Take all the material and copy it exactly.

_Provided entries_.
--- START ---

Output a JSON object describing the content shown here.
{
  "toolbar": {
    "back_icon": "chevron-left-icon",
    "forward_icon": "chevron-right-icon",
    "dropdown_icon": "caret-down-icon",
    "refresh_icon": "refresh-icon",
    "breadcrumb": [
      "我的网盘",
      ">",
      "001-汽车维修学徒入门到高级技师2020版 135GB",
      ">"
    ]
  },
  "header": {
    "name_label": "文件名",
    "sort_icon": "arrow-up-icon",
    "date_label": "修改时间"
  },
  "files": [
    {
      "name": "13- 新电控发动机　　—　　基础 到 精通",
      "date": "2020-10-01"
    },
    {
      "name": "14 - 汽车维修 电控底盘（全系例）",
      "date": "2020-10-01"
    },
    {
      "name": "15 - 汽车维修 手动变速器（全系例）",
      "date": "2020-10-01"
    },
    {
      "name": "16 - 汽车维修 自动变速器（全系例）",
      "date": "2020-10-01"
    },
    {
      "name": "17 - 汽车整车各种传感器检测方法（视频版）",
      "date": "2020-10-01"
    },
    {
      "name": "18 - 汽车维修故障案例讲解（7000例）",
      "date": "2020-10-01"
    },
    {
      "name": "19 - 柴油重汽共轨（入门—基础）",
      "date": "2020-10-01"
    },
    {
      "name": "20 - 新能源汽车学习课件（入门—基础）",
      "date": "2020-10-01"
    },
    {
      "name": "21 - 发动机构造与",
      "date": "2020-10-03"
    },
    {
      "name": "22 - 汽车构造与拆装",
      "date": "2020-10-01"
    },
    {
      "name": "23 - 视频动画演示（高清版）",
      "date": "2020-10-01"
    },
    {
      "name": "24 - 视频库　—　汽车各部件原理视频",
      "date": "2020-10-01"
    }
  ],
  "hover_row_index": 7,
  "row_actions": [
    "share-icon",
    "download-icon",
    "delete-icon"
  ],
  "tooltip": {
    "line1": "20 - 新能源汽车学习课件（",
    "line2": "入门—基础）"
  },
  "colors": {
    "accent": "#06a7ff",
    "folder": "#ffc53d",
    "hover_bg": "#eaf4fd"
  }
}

--- END ---

_Result_.
Output a JSON object describing the content shown here.
{
  "toolbar": {
    "back_icon": "chevron-left-icon",
    "forward_icon": "chevron-right-icon",
    "dropdown_icon": "caret-down-icon",
    "refresh_icon": "refresh-icon",
    "breadcrumb": [
      "我的网盘",
      ">",
      "001-汽车维修学徒入门到高级技师2020版 135GB",
      ">"
    ]
  },
  "header": {
    "name_label": "文件名",
    "sort_icon": "arrow-up-icon",
    "date_label": "修改时间"
  },
  "files": [
    {
      "name": "13- 新电控发动机　　—　　基础 到 精通",
      "date": "2020-10-01"
    },
    {
      "name": "14 - 汽车维修 电控底盘（全系例）",
      "date": "2020-10-01"
    },
    {
      "name": "15 - 汽车维修 手动变速器（全系例）",
      "date": "2020-10-01"
    },
    {
      "name": "16 - 汽车维修 自动变速器（全系例）",
      "date": "2020-10-01"
    },
    {
      "name": "17 - 汽车整车各种传感器检测方法（视频版）",
      "date": "2020-10-01"
    },
    {
      "name": "18 - 汽车维修故障案例讲解（7000例）",
      "date": "2020-10-01"
    },
    {
      "name": "19 - 柴油重汽共轨（入门—基础）",
      "date": "2020-10-01"
    },
    {
      "name": "20 - 新能源汽车学习课件（入门—基础）",
      "date": "2020-10-01"
    },
    {
      "name": "21 - 发动机构造与",
      "date": "2020-10-03"
    },
    {
      "name": "22 - 汽车构造与拆装",
      "date": "2020-10-01"
    },
    {
      "name": "23 - 视频动画演示（高清版）",
      "date": "2020-10-01"
    },
    {
      "name": "24 - 视频库　—　汽车各部件原理视频",
      "date": "2020-10-01"
    }
  ],
  "hover_row_index": 7,
  "row_actions": [
    "share-icon",
    "download-icon",
    "delete-icon"
  ],
  "tooltip": {
    "line1": "20 - 新能源汽车学习课件（",
    "line2": "入门—基础）"
  },
  "colors": {
    "accent": "#06a7ff",
    "folder": "#ffc53d",
    "hover_bg": "#eaf4fd"
  }
}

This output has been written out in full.